Records provided:

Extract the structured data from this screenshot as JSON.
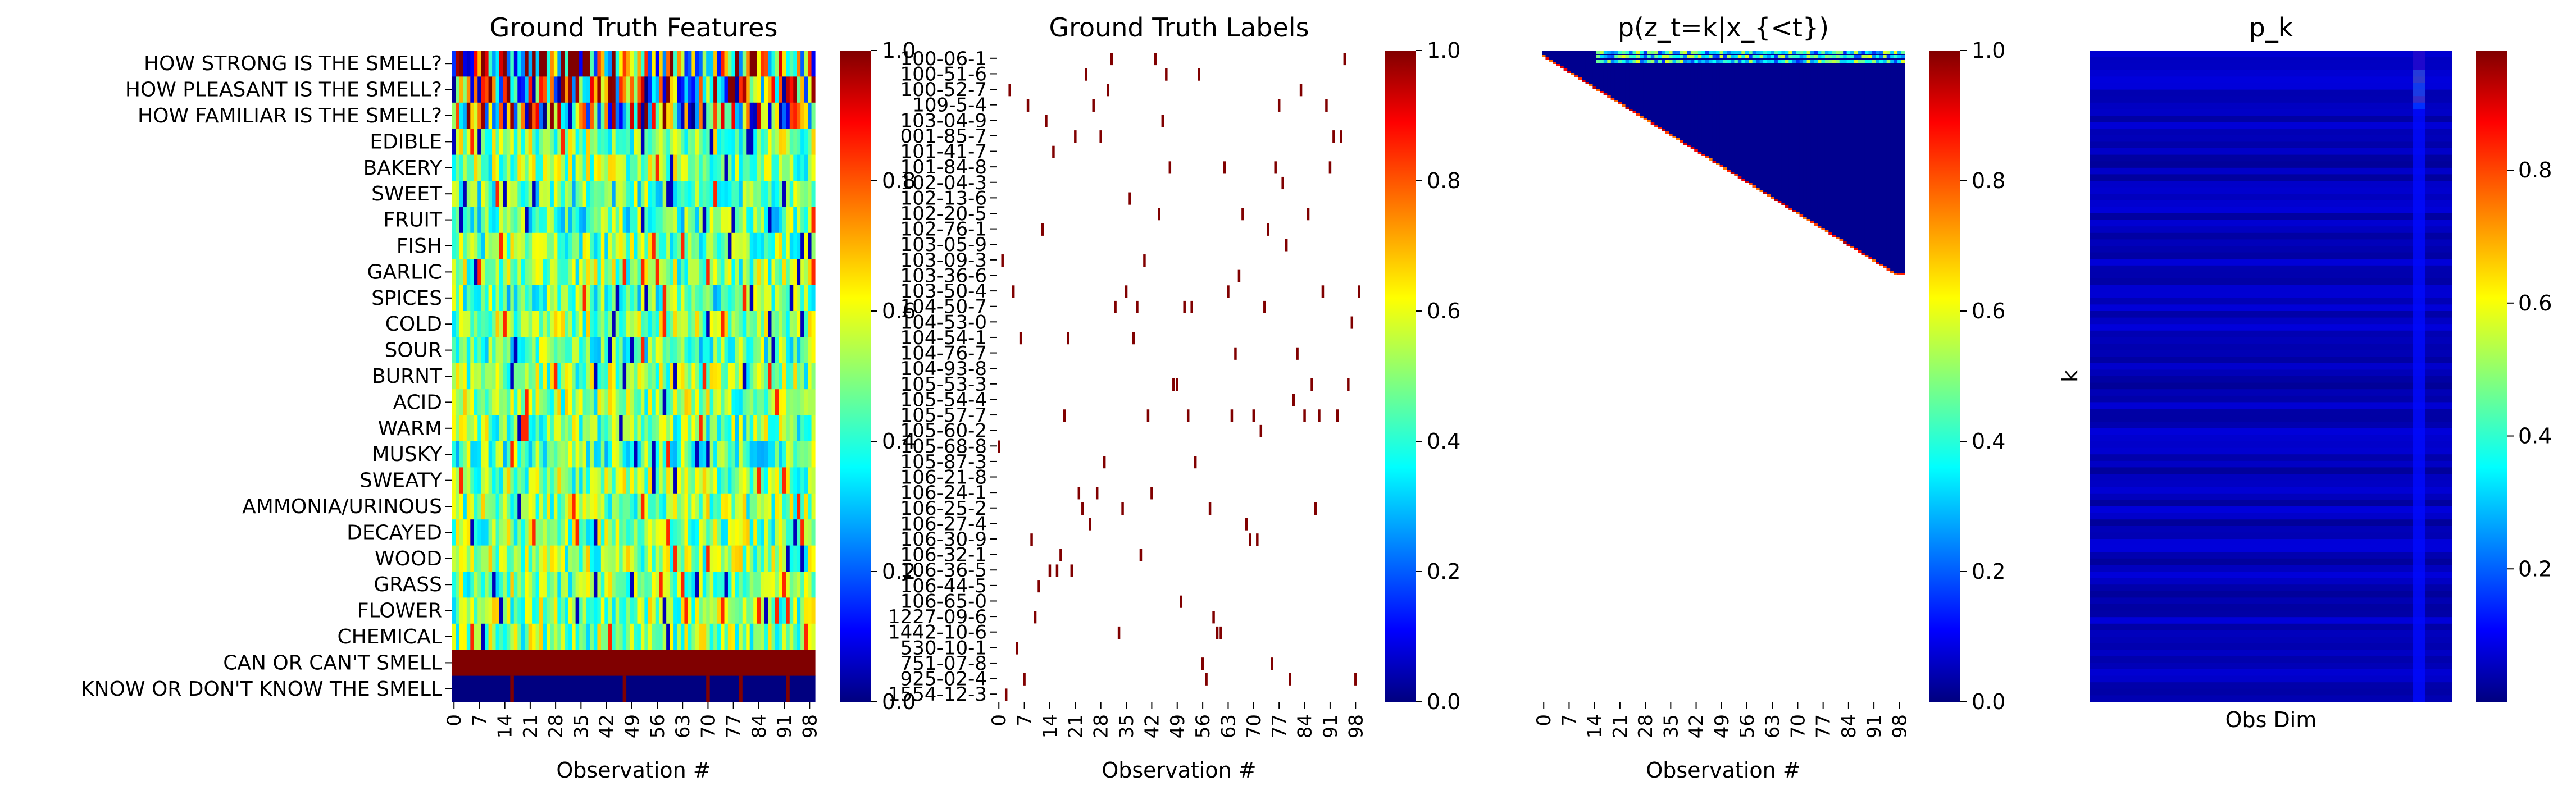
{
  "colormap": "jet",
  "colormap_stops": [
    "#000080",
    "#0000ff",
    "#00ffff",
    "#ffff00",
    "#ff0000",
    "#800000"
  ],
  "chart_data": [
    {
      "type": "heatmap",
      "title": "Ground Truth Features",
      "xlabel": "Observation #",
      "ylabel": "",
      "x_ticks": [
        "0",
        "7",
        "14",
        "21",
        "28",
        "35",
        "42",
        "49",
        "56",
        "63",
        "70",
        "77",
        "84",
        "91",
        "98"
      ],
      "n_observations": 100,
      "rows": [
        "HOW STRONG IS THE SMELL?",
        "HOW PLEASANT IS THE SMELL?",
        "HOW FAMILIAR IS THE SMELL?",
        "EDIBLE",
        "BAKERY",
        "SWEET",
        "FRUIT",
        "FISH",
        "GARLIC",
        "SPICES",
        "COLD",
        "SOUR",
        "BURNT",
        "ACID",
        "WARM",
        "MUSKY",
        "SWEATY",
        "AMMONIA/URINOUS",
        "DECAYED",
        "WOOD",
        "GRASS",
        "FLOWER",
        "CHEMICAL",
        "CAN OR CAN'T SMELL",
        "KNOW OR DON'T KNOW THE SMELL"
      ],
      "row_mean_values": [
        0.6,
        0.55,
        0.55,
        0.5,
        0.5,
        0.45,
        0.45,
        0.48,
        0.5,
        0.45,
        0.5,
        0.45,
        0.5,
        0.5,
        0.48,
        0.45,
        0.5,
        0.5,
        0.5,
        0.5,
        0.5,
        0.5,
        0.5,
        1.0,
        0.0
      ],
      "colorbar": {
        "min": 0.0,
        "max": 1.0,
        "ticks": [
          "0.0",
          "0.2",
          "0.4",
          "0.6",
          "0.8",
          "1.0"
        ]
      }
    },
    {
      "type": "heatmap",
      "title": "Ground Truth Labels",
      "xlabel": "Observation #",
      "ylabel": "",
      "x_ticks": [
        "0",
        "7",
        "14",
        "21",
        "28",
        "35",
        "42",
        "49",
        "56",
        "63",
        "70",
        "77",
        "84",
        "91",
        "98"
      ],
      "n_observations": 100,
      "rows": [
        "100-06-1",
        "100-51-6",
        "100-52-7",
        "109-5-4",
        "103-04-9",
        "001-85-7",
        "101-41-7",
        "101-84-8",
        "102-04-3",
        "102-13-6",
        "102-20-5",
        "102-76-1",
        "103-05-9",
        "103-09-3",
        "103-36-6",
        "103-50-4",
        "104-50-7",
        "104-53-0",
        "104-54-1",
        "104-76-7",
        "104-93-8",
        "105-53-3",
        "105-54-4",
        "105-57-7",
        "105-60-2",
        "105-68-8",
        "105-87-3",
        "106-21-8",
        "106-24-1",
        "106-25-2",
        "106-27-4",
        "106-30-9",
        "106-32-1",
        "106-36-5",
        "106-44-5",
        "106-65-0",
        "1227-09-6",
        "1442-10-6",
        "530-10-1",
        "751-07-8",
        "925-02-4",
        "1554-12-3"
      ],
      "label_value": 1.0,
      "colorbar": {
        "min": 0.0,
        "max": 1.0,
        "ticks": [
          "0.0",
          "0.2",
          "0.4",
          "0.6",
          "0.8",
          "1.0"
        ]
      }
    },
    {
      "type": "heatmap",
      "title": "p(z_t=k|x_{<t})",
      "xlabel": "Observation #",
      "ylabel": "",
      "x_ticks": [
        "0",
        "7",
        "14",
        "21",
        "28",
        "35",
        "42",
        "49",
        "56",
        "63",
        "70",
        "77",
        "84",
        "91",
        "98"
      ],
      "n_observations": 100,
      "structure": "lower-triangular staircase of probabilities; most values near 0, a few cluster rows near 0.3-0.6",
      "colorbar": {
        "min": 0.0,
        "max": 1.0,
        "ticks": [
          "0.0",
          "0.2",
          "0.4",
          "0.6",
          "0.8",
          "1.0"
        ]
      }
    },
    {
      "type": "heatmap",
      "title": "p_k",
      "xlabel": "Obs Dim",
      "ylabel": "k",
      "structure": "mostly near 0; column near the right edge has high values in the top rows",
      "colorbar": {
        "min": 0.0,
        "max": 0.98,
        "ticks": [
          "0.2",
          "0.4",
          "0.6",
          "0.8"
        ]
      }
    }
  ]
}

Stated task:
Extract from the data every line where "near" shows up.

Task answer:
      "structure": "lower-triangular staircase of probabilities; most values near 0, a few cluster rows near 0.3-0.6",
      "structure": "mostly near 0; column near the right edge has high values in the top rows",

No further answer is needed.